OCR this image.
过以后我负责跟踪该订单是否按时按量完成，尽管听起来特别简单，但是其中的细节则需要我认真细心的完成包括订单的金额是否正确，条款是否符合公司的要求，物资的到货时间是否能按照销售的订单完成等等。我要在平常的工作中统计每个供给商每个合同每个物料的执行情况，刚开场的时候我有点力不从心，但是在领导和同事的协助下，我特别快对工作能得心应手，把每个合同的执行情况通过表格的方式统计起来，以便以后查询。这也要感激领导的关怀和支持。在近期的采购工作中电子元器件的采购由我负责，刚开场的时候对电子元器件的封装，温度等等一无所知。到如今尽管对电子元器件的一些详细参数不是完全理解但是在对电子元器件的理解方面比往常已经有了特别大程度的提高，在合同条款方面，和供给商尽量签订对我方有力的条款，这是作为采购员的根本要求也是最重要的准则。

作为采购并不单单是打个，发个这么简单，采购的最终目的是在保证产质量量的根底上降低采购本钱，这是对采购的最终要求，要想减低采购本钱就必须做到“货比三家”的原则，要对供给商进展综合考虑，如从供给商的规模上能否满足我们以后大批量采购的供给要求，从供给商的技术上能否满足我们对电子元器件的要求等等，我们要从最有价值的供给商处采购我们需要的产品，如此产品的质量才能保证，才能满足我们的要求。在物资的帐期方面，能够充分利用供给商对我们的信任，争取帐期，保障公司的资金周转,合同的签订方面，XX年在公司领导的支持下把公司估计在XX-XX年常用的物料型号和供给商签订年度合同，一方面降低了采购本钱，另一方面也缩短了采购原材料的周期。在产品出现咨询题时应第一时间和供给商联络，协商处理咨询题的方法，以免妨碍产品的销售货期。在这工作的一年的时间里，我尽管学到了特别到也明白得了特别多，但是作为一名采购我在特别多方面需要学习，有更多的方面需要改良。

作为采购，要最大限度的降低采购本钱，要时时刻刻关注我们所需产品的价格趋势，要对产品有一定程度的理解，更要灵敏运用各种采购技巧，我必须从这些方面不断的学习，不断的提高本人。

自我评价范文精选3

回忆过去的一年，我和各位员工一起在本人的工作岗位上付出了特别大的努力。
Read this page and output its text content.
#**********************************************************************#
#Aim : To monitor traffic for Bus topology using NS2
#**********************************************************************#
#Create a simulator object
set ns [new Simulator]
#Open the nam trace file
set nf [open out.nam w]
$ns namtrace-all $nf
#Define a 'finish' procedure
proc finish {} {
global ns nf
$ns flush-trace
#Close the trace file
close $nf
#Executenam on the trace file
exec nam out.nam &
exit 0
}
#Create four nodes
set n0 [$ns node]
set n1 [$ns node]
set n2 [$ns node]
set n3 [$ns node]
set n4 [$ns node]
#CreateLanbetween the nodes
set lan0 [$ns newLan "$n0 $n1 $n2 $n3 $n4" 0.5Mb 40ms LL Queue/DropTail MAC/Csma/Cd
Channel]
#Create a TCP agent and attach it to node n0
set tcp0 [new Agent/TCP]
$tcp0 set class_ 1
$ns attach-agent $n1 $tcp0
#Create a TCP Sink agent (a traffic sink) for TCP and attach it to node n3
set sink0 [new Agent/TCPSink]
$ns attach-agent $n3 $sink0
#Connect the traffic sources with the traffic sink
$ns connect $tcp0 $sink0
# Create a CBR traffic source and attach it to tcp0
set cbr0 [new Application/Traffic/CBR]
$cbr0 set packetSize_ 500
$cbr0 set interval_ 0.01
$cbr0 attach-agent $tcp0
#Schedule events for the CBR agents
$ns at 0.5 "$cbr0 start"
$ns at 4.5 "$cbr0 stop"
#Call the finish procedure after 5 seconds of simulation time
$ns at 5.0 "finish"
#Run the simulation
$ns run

SET PROBLEM:
Print every record above exactly as written.

SOLUTION:
OCR this image.
过以后我负责跟踪该订单是否按时按量完成，尽管听起来特别简单，但是其中的细节则需要我认真细心的完成包括订单的金额是否正确，条款是否符合公司的要求，物资的到货时间是否能按照销售的订单完成等等。我要在平常的工作中统计每个供给商每个合同每个物料的执行情况，刚开场的时候我有点力不从心，但是在领导和同事的协助下，我特别快对工作能得心应手，把每个合同的执行情况通过表格的方式统计起来，以便以后查询。这也要感激领导的关怀和支持。在近期的采购工作中电子元器件的采购由我负责，刚开场的时候对电子元器件的封装，温度等等一无所知。到如今尽管对电子元器件的一些详细参数不是完全理解但是在对电子元器件的理解方面比往常已经有了特别大程度的提高，在合同条款方面，和供给商尽量签订对我方有力的条款，这是作为采购员的根本要求也是最重要的准则。

作为采购并不单单是打个，发个这么简单，采购的最终目的是在保证产质量量的根底上降低采购本钱，这是对采购的最终要求，要想减低采购本钱就必须做到“货比三家”的原则，要对供给商进展综合考虑，如从供给商的规模上能否满足我们以后大批量采购的供给要求，从供给商的技术上能否满足我们对电子元器件的要求等等，我们要从最有价值的供给商处采购我们需要的产品，如此产品的质量才能保证，才能满足我们的要求。在物资的帐期方面，能够充分利用供给商对我们的信任，争取帐期，保障公司的资金周转,合同的签订方面，XX年在公司领导的支持下把公司估计在XX-XX年常用的物料型号和供给商签订年度合同，一方面降低了采购本钱，另一方面也缩短了采购原材料的周期。在产品出现咨询题时应第一时间和供给商联络，协商处理咨询题的方法，以免妨碍产品的销售货期。在这工作的一年的时间里，我尽管学到了特别到也明白得了特别多，但是作为一名采购我在特别多方面需要学习，有更多的方面需要改良。

作为采购，要最大限度的降低采购本钱，要时时刻刻关注我们所需产品的价格趋势，要对产品有一定程度的理解，更要灵敏运用各种采购技巧，我必须从这些方面不断的学习，不断的提高本人。

自我评价范文精选3

回忆过去的一年，我和各位员工一起在本人的工作岗位上付出了特别大的努力。
Read this page and output its text content.
#**********************************************************************#
#Aim : To monitor traffic for Bus topology using NS2
#**********************************************************************#
#Create a simulator object
set ns [new Simulator]
#Open the nam trace file
set nf [open out.nam w]
$ns namtrace-all $nf
#Define a 'finish' procedure
proc finish {} {
global ns nf
$ns flush-trace
#Close the trace file
close $nf
#Executenam on the trace file
exec nam out.nam &
exit 0
}
#Create four nodes
set n0 [$ns node]
set n1 [$ns node]
set n2 [$ns node]
set n3 [$ns node]
set n4 [$ns node]
#CreateLanbetween the nodes
set lan0 [$ns newLan "$n0 $n1 $n2 $n3 $n4" 0.5Mb 40ms LL Queue/DropTail MAC/Csma/Cd
Channel]
#Create a TCP agent and attach it to node n0
set tcp0 [new Agent/TCP]
$tcp0 set class_ 1
$ns attach-agent $n1 $tcp0
#Create a TCP Sink agent (a traffic sink) for TCP and attach it to node n3
set sink0 [new Agent/TCPSink]
$ns attach-agent $n3 $sink0
#Connect the traffic sources with the traffic sink
$ns connect $tcp0 $sink0
# Create a CBR traffic source and attach it to tcp0
set cbr0 [new Application/Traffic/CBR]
$cbr0 set packetSize_ 500
$cbr0 set interval_ 0.01
$cbr0 attach-agent $tcp0
#Schedule events for the CBR agents
$ns at 0.5 "$cbr0 start"
$ns at 4.5 "$cbr0 stop"
#Call the finish procedure after 5 seconds of simulation time
$ns at 5.0 "finish"
#Run the simulation
$ns run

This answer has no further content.